Data entries.

# # # # #

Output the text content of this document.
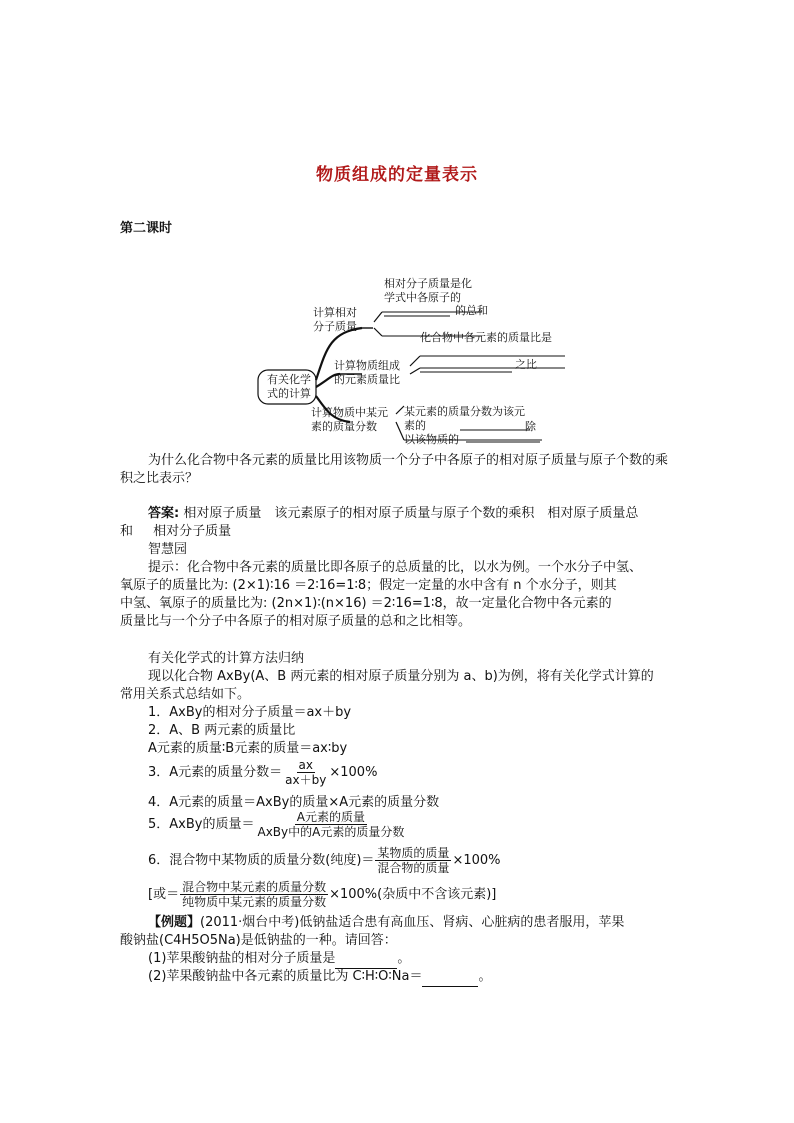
物质组成的定量表示
第二课时
有关化学
式的计算
计算相对
分子质量
相对分子质量是化
学式中各原子的
的总和
化合物中各元素的质量比是
计算物质组成
的元素质量比
之比
计算物质中某元
素的质量分数
某元素的质量分数为该元
素的	除
以该物质的
为什么化合物中各元素的质量比用该物质一个分子中各原子的相对原子质量与原子个数的乘积之比表示？
答案: 相对原子质量　该元素原子的相对原子质量与原子个数的乘积　相对原子质量总
和 相对分子质量
智慧园
提示：化合物中各元素的质量比即各原子的总质量的比，以水为例。一个水分子中氢、
氧原子的质量比为: (2×1)∶16 ＝2∶16=1∶8；假定一定量的水中含有 n 个水分子，则其
中氢、氧原子的质量比为: (2n×1)∶(n×16) ＝2∶16=1∶8，故一定量化合物中各元素的
质量比与一个分子中各原子的相对原子质量的总和之比相等。
有关化学式的计算方法归纳
现以化合物 AxBy(A、B 两元素的相对原子质量分别为 a、b)为例，将有关化学式计算的
常用关系式总结如下。
1．AxBy的相对分子质量＝ax＋by
2．A、B 两元素的质量比
A元素的质量∶B元素的质量＝ax∶by
3．A元素的质量分数＝ $\frac{ax}{ax+by} \times 100\%$
4．A元素的质量＝AxBy的质量×A元素的质量分数
5．AxBy的质量＝ $\frac{\text{A元素的质量}}{\text{AxBy中的A元素的质量分数}}$
6．混合物中某物质的质量分数(纯度)＝ $\frac{\text{某物质的质量}}{\text{混合物的质量}} \times 100\%$
[或＝ $\frac{\text{混合物中某元素的质量分数}}{\text{纯物质中某元素的质量分数}} \times 100\%$(杂质中不含该元素)]
【例题】(2011·烟台中考)低钠盐适合患有高血压、肾病、心脏病的患者服用，苹果
酸钠盐(C4H5O5Na)是低钠盐的一种。请回答：
(1)苹果酸钠盐的相对分子质量是	。
(2)苹果酸钠盐中各元素的质量比为 C∶H∶O∶Na＝	。
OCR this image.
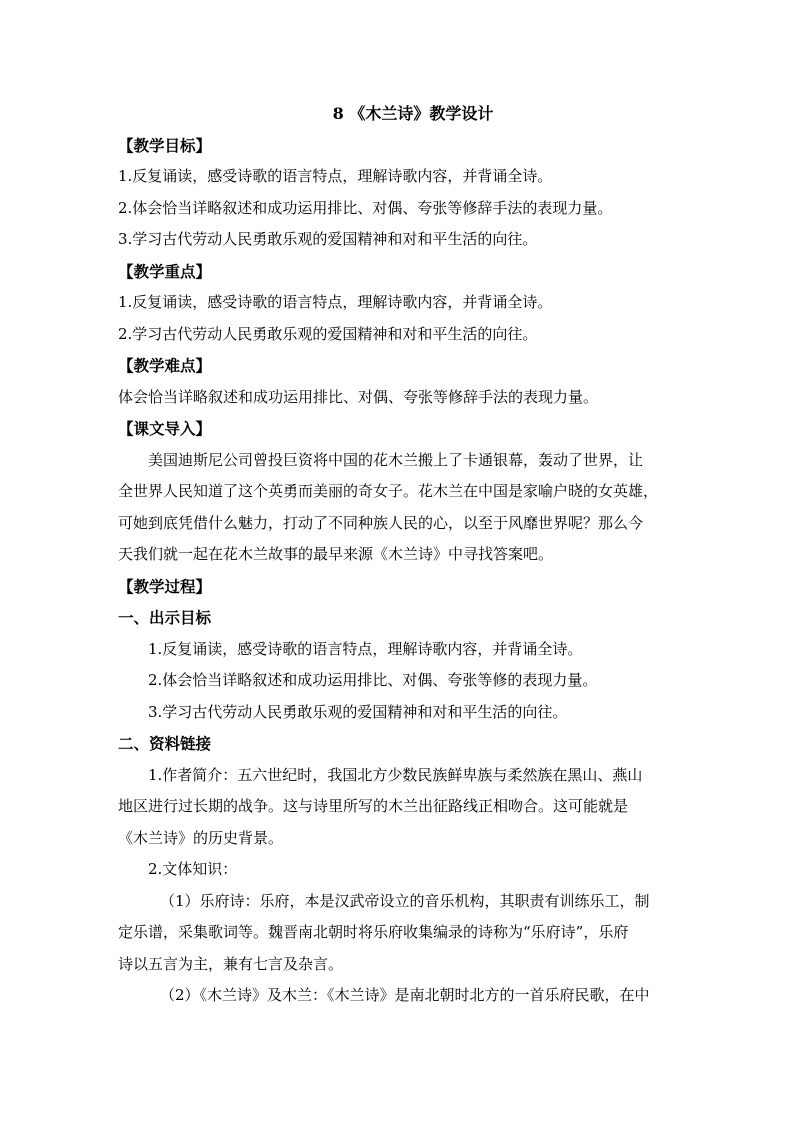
8 《木兰诗》教学设计
【教学目标】
1.反复诵读，感受诗歌的语言特点，理解诗歌内容，并背诵全诗。
2.体会恰当详略叙述和成功运用排比、对偶、夸张等修辞手法的表现力量。
3.学习古代劳动人民勇敢乐观的爱国精神和对和平生活的向往。
【教学重点】
1.反复诵读，感受诗歌的语言特点，理解诗歌内容，并背诵全诗。
2.学习古代劳动人民勇敢乐观的爱国精神和对和平生活的向往。
【教学难点】
体会恰当详略叙述和成功运用排比、对偶、夸张等修辞手法的表现力量。
【课文导入】
美国迪斯尼公司曾投巨资将中国的花木兰搬上了卡通银幕，轰动了世界，让
全世界人民知道了这个英勇而美丽的奇女子。花木兰在中国是家喻户晓的女英雄，
可她到底凭借什么魅力，打动了不同种族人民的心，以至于风靡世界呢？那么今
天我们就一起在花木兰故事的最早来源《木兰诗》中寻找答案吧。
【教学过程】
一、出示目标
1.反复诵读，感受诗歌的语言特点，理解诗歌内容，并背诵全诗。
2.体会恰当详略叙述和成功运用排比、对偶、夸张等修的表现力量。
3.学习古代劳动人民勇敢乐观的爱国精神和对和平生活的向往。
二、资料链接
1.作者简介：五六世纪时，我国北方少数民族鲜卑族与柔然族在黑山、燕山
地区进行过长期的战争。这与诗里所写的木兰出征路线正相吻合。这可能就是
《木兰诗》的历史背景。
2.文体知识：
（1）乐府诗：乐府，本是汉武帝设立的音乐机构，其职责有训练乐工，制
定乐谱，采集歌词等。魏晋南北朝时将乐府收集编录的诗称为“乐府诗”，乐府
诗以五言为主，兼有七言及杂言。
（2）《木兰诗》及木兰：《木兰诗》是南北朝时北方的一首乐府民歌，在中
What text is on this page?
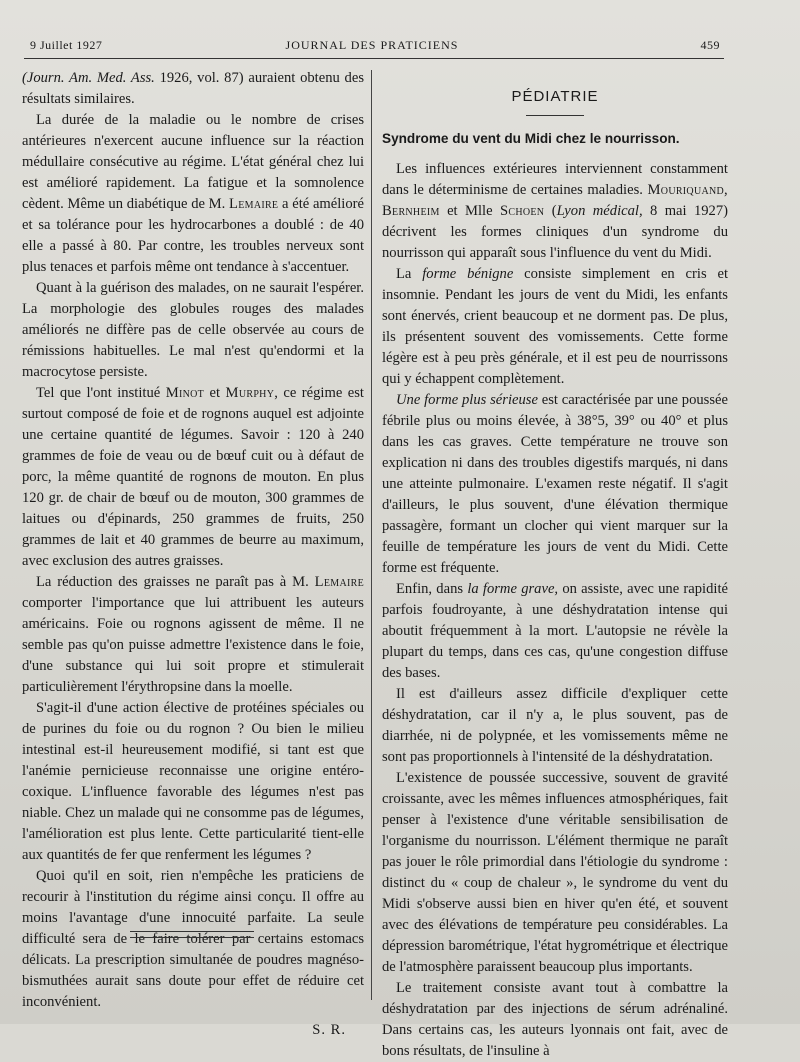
9 Juillet 1927	JOURNAL DES PRATICIENS	459

(Journ. Am. Med. Ass. 1926, vol. 87) auraient obtenu des résultats similaires.

La durée de la maladie ou le nombre de crises antérieures n'exercent aucune influence sur la réaction médullaire consécutive au régime. L'état général chez lui est amélioré rapidement. La fatigue et la somnolence cèdent. Même un diabétique de M. Lemaire a été amélioré et sa tolérance pour les hydrocarbones a doublé : de 40 elle a passé à 80. Par contre, les troubles nerveux sont plus tenaces et parfois même ont tendance à s'accentuer.

Quant à la guérison des malades, on ne saurait l'espérer. La morphologie des globules rouges des malades améliorés ne diffère pas de celle observée au cours de rémissions habituelles. Le mal n'est qu'endormi et la macrocytose persiste.

Tel que l'ont institué Minot et Murphy, ce régime est surtout composé de foie et de rognons auquel est adjointe une certaine quantité de légumes. Savoir : 120 à 240 grammes de foie de veau ou de bœuf cuit ou à défaut de porc, la même quantité de rognons de mouton. En plus 120 gr. de chair de bœuf ou de mouton, 300 grammes de laitues ou d'épinards, 250 grammes de fruits, 250 grammes de lait et 40 grammes de beurre au maximum, avec exclusion des autres graisses.

La réduction des graisses ne paraît pas à M. Lemaire comporter l'importance que lui attribuent les auteurs américains. Foie ou rognons agissent de même. Il ne semble pas qu'on puisse admettre l'existence dans le foie, d'une substance qui lui soit propre et stimulerait particulièrement l'érythropsine dans la moelle.

S'agit-il d'une action élective de protéines spéciales ou de purines du foie ou du rognon ? Ou bien le milieu intestinal est-il heureusement modifié, si tant est que l'anémie pernicieuse reconnaisse une origine entéro-coxique. L'influence favorable des légumes n'est pas niable. Chez un malade qui ne consomme pas de légumes, l'amélioration est plus lente. Cette particularité tient-elle aux quantités de fer que renferment les légumes ?

Quoi qu'il en soit, rien n'empêche les praticiens de recourir à l'institution du régime ainsi conçu. Il offre au moins l'avantage d'une innocuité parfaite. La seule difficulté sera de le faire tolérer par certains estomacs délicats. La prescription simultanée de poudres magnéso-bismuthées aurait sans doute pour effet de réduire cet inconvénient.

S. R.

PÉDIATRIE

Syndrome du vent du Midi chez le nourrisson.

Les influences extérieures interviennent constamment dans le déterminisme de certaines maladies. Mouriquand, Bernheim et Mlle Schoen (Lyon médical, 8 mai 1927) décrivent les formes cliniques d'un syndrome du nourrisson qui apparaît sous l'influence du vent du Midi.

La forme bénigne consiste simplement en cris et insomnie. Pendant les jours de vent du Midi, les enfants sont énervés, crient beaucoup et ne dorment pas. De plus, ils présentent souvent des vomissements. Cette forme légère est à peu près générale, et il est peu de nourrissons qui y échappent complètement.

Une forme plus sérieuse est caractérisée par une poussée fébrile plus ou moins élevée, à 38°5, 39° ou 40° et plus dans les cas graves. Cette température ne trouve son explication ni dans des troubles digestifs marqués, ni dans une atteinte pulmonaire. L'examen reste négatif. Il s'agit d'ailleurs, le plus souvent, d'une élévation thermique passagère, formant un clocher qui vient marquer sur la feuille de température les jours de vent du Midi. Cette forme est fréquente.

Enfin, dans la forme grave, on assiste, avec une rapidité parfois foudroyante, à une déshydratation intense qui aboutit fréquemment à la mort. L'autopsie ne révèle la plupart du temps, dans ces cas, qu'une congestion diffuse des bases.

Il est d'ailleurs assez difficile d'expliquer cette déshydratation, car il n'y a, le plus souvent, pas de diarrhée, ni de polypnée, et les vomissements même ne sont pas proportionnels à l'intensité de la déshydratation.

L'existence de poussée successive, souvent de gravité croissante, avec les mêmes influences atmosphériques, fait penser à l'existence d'une véritable sensibilisation de l'organisme du nourrisson. L'élément thermique ne paraît pas jouer le rôle primordial dans l'étiologie du syndrome : distinct du « coup de chaleur », le syndrome du vent du Midi s'observe aussi bien en hiver qu'en été, et souvent avec des élévations de température peu considérables. La dépression barométrique, l'état hygrométrique et électrique de l'atmosphère paraissent beaucoup plus importants.

Le traitement consiste avant tout à combattre la déshydratation par des injections de sérum adrénaliné. Dans certains cas, les auteurs lyonnais ont fait, avec de bons résultats, de l'insuline à
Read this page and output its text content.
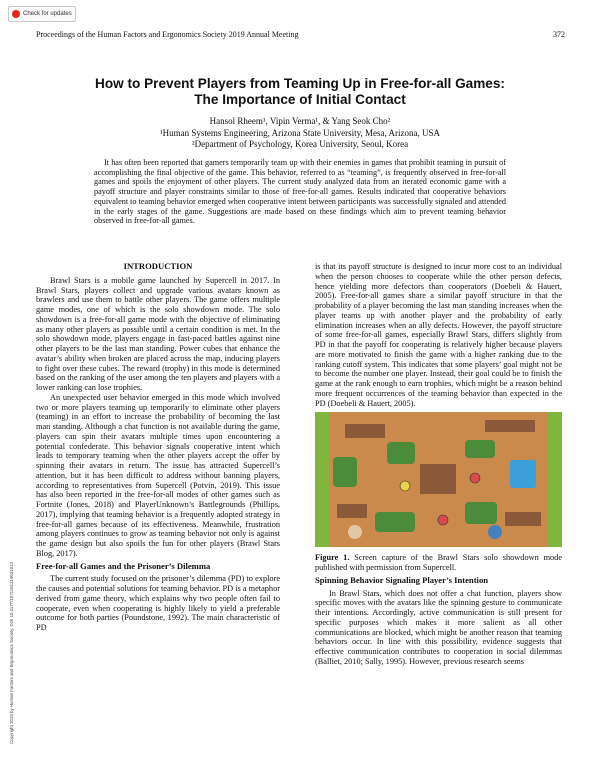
Check for updates
Proceedings of the Human Factors and Ergonomics Society 2019 Annual Meeting	372
How to Prevent Players from Teaming Up in Free-for-all Games:
The Importance of Initial Contact
Hansol Rheem¹, Vipin Verma¹, & Yang Seok Cho²
¹Human Systems Engineering, Arizona State University, Mesa, Arizona, USA
²Department of Psychology, Korea University, Seoul, Korea

It has often been reported that gamers temporarily team up with their enemies in games that prohibit teaming in pursuit of accomplishing the final objective of the game. This behavior, referred to as “teaming”, is frequently observed in free-for-all games and spoils the enjoyment of other players. The current study analyzed data from an iterated economic game with a payoff structure and player constraints similar to those of free-for-all games. Results indicated that cooperative behaviors equivalent to teaming behavior emerged when cooperative intent between participants was successfully signaled and attended in the early stages of the game. Suggestions are made based on these findings which aim to prevent teaming behavior observed in free-for-all games.

Copyright 2019 by Human Factors and Ergonomics Society. DOI 10.1177/1071181319631013
INTRODUCTION

Brawl Stars is a mobile game launched by Supercell in 2017. In Brawl Stars, players collect and upgrade various avatars known as brawlers and use them to battle other players. The game offers multiple game modes, one of which is the solo showdown mode. The solo showdown is a free-for-all game mode with the objective of eliminating as many other players as possible until a certain condition is met. In the solo showdown mode, players engage in fast-paced battles against nine other players to be the last man standing. Power cubes that enhance the avatar’s ability when broken are placed across the map, inducing players to fight over these cubes. The reward (trophy) in this mode is determined based on the ranking of the user among the ten players and players with a lower ranking can lose trophies.

An unexpected user behavior emerged in this mode which involved two or more players teaming up temporarily to eliminate other players (teaming) in an effort to increase the probability of becoming the last man standing. Although a chat function is not available during the game, players can spin their avatars multiple times upon encountering a potential confederate. This behavior signals cooperative intent which leads to temporary teaming when the other players accept the offer by spinning their avatars in return. The issue has attracted Supercell’s attention, but it has been difficult to address without banning players, according to representatives from Supercell (Potvin, 2019). This issue has also been reported in the free-for-all modes of other games such as Fortnite (Jones, 2018) and PlayerUnknown’s Battlegrounds (Phillips, 2017), implying that teaming behavior is a frequently adopted strategy in free-for-all games because of its effectiveness. Meanwhile, frustration among players continues to grow as teaming behavior not only is against the game design but also spoils the fun for other players (Brawl Stars Blog, 2017).

Free-for-all Games and the Prisoner’s Dilemma

The current study focused on the prisoner’s dilemma (PD) to explore the causes and potential solutions for teaming behavior. PD is a metaphor derived from game theory, which explains why two people often fail to cooperate, even when cooperating is highly likely to yield a preferable outcome for both parties (Poundstone, 1992). The main characteristic of PD

is that its payoff structure is designed to incur more cost to an individual when the person chooses to cooperate while the other person defects, hence yielding more defectors than cooperators (Doebeli & Hauert, 2005). Free-for-all games share a similar payoff structure in that the probability of a player becoming the last man standing increases when the player teams up with another player and the probability of early elimination increases when an ally defects. However, the payoff structure of some free-for-all games, especially Brawl Stars, differs slightly from PD in that the payoff for cooperating is relatively higher because players are more motivated to finish the game with a higher ranking due to the ranking cutoff system. This indicates that some players’ goal might not be to become the number one player. Instead, their goal could be to finish the game at the rank enough to earn trophies, which might be a reason behind more frequent occurrences of the teaming behavior than expected in the PD (Doebeli & Hauert, 2005).

Figure 1. Screen capture of the Brawl Stars solo showdown mode published with permission from Supercell.
Spinning Behavior Signaling Player’s Intention

In Brawl Stars, which does not offer a chat function, players show specific moves with the avatars like the spinning gesture to communicate their intentions. Accordingly, active communication is still present for specific purposes which makes it more salient as all other communications are blocked, which might be another reason that teaming behaviors occur. In line with this possibility, evidence suggests that effective communication contributes to cooperation in social dilemmas (Balliet, 2010; Sally, 1995). However, previous research seems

# # # # #

Given exercise. Find out how many lines in the listing contain the string "soit". Give the number alone.

Solution to this task. 2